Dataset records
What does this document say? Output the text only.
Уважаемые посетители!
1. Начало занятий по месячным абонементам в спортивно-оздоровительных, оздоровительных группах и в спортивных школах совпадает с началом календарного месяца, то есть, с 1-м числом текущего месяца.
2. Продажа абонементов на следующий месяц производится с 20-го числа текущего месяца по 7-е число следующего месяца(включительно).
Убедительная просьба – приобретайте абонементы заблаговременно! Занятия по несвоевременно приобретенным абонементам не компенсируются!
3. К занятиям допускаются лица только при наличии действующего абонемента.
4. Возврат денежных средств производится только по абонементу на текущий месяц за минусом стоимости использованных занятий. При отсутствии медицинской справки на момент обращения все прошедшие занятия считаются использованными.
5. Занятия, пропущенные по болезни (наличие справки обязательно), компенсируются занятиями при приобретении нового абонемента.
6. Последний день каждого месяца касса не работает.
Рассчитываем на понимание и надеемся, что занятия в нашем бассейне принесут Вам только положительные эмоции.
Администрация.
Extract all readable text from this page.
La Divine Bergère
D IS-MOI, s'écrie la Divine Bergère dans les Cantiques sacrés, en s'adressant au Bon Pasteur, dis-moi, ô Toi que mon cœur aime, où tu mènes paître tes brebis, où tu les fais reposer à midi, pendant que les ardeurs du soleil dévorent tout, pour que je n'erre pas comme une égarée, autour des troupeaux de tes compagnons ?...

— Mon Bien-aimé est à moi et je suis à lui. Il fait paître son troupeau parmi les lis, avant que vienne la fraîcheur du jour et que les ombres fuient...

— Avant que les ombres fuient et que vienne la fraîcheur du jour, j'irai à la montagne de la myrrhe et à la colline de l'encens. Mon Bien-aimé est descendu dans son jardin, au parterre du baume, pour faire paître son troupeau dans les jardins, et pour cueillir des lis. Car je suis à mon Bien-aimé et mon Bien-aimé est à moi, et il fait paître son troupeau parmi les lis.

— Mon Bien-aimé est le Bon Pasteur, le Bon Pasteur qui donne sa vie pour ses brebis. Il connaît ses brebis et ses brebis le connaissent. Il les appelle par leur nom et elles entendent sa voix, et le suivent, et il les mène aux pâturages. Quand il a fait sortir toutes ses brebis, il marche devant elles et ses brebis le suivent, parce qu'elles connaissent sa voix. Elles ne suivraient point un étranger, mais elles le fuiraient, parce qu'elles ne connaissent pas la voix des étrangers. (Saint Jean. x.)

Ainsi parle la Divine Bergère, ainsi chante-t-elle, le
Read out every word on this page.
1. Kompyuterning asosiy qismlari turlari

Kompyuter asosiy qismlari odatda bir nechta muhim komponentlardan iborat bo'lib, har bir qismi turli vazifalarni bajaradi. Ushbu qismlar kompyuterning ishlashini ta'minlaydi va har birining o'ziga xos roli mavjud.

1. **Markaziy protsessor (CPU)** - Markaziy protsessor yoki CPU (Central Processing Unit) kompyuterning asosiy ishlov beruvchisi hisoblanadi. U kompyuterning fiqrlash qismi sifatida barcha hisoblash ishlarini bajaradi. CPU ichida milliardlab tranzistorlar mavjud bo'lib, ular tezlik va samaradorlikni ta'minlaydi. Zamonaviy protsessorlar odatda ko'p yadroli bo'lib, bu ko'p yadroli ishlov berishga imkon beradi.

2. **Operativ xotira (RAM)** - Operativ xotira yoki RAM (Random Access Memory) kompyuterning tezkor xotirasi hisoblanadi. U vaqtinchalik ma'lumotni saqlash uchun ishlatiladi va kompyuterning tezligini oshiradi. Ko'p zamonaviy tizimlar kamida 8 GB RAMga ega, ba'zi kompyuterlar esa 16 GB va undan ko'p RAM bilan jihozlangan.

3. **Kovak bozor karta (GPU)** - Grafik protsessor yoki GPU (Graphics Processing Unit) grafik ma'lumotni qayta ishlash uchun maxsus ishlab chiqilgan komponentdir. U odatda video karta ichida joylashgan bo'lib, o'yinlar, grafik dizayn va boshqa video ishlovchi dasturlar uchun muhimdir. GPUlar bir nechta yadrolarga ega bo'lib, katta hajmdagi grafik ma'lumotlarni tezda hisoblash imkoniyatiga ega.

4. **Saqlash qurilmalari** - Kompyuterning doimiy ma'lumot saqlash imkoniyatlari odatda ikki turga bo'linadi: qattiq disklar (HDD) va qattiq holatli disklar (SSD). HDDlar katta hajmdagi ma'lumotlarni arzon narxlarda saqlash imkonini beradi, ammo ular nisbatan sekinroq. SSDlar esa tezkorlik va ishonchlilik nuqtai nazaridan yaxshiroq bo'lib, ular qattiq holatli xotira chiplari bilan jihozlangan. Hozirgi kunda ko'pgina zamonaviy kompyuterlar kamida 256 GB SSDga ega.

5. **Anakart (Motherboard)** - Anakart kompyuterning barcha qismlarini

:: Exercise ::
Return all lines of the material above in which the word "page" occurs.

:: Written solution ::
Extract all readable text from this page.
Read out every word on this page.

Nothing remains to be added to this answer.